#### [WRITTEN PROBLEM]
Look through the data below. Collect every line where the word "Company" occurs.

## START DATA SUPPLIED

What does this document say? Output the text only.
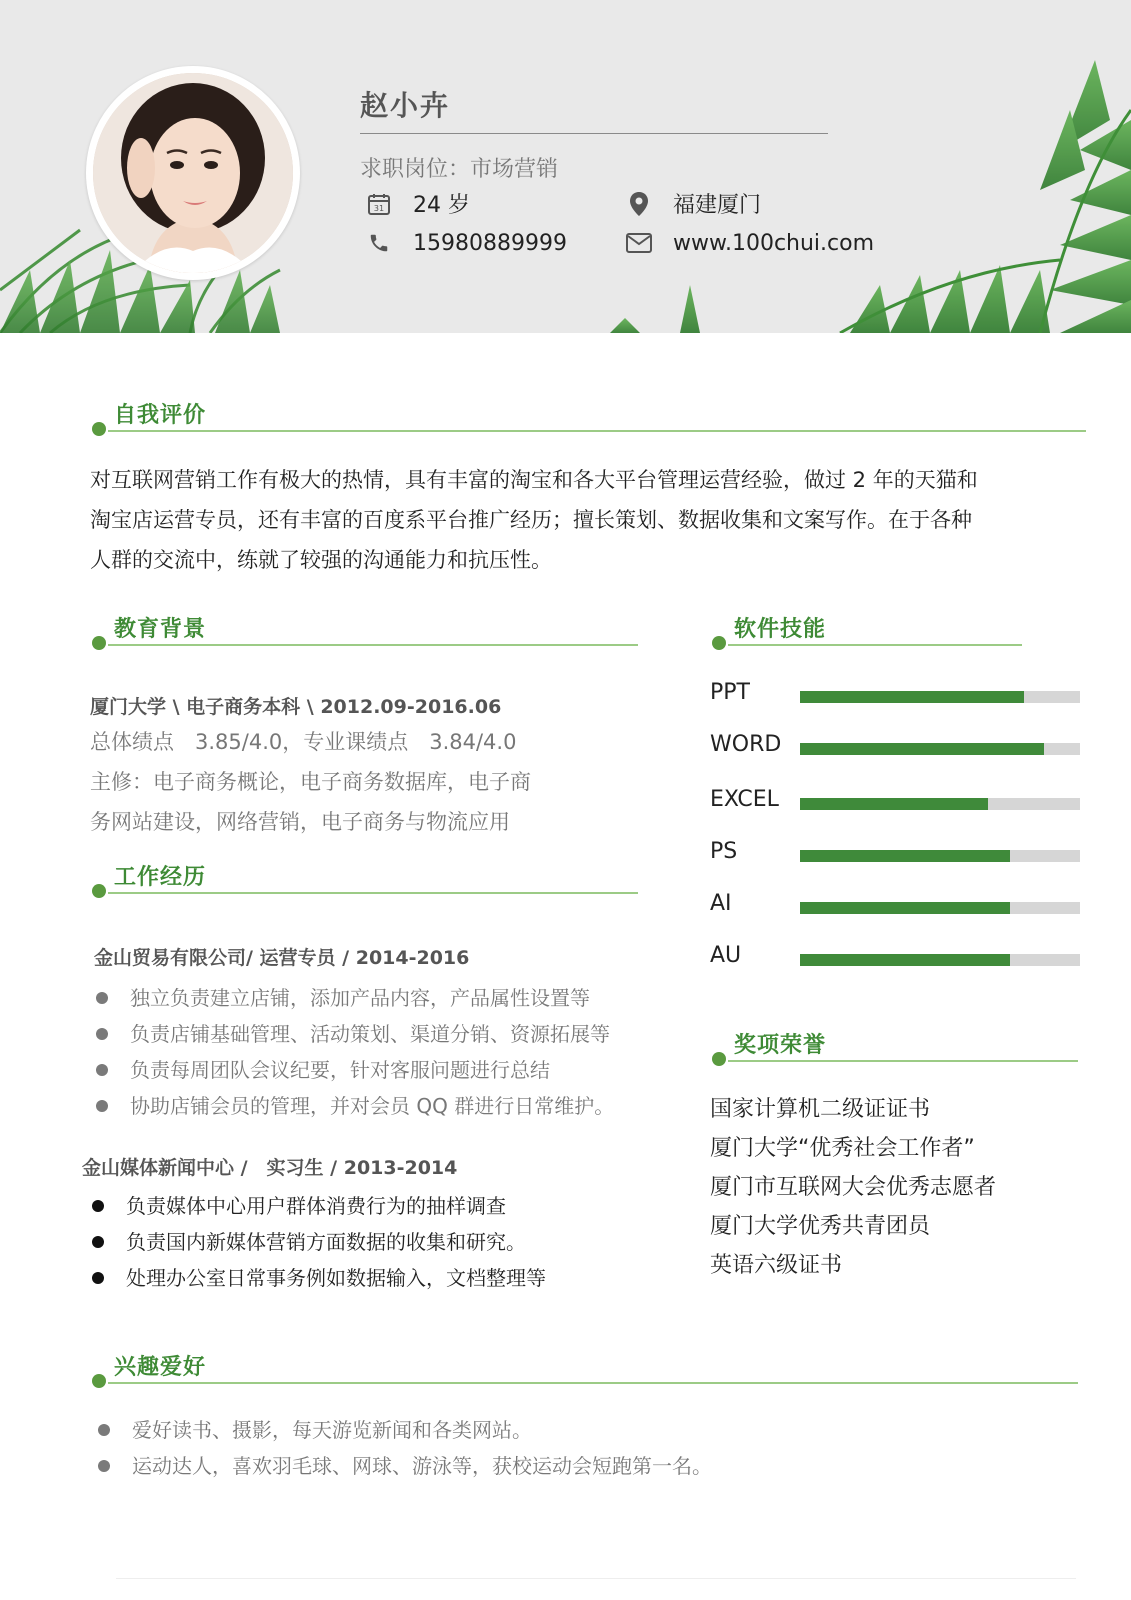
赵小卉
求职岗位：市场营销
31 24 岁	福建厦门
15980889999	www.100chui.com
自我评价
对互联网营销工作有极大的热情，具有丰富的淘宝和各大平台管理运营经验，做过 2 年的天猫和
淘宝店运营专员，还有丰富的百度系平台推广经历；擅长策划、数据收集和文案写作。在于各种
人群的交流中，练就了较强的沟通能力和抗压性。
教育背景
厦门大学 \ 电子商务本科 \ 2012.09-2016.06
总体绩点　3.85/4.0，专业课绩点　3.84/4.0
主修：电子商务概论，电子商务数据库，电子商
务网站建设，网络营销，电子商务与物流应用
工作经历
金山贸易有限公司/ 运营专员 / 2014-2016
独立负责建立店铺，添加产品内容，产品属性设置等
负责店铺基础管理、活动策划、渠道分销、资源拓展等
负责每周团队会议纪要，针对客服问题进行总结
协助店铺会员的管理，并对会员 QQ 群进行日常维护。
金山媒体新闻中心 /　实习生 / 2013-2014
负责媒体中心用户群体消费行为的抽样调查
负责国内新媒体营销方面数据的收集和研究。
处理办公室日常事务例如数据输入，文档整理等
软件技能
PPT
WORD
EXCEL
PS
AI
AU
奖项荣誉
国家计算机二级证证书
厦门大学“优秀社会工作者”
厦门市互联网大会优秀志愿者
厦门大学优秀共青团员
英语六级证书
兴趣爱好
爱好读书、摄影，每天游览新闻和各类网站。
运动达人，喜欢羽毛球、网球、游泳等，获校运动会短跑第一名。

## END DATA SUPPLIED
## START DATA SUPPLIED

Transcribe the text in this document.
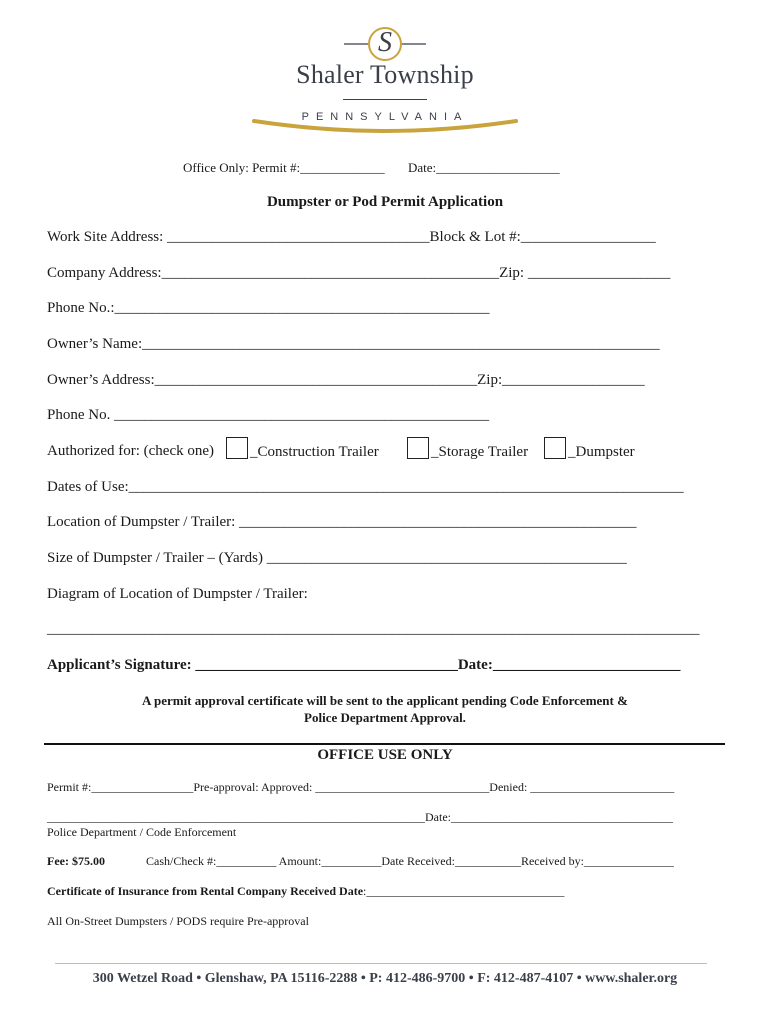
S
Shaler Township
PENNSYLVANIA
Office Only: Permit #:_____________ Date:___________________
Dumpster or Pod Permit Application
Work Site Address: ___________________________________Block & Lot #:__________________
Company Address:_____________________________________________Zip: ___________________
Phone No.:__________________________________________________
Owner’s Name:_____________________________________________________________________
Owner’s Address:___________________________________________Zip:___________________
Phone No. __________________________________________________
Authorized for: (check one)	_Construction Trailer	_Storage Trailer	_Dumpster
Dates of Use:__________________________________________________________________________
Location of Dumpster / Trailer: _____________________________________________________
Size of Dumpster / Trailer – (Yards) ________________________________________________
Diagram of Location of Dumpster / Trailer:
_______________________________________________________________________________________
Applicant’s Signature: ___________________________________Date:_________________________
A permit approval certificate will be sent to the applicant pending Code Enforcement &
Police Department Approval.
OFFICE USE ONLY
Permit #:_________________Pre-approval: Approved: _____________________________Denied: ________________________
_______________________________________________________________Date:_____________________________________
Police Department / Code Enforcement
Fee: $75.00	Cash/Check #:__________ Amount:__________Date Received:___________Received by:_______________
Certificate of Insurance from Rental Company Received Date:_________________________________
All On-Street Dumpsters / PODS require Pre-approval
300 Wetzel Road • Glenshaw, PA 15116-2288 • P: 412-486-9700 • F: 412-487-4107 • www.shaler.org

## END DATA SUPPLIED

#### [WORKED SOLUTION]
Company Address:_____________________________________________Zip: ___________________
Certificate of Insurance from Rental Company Received Date:_________________________________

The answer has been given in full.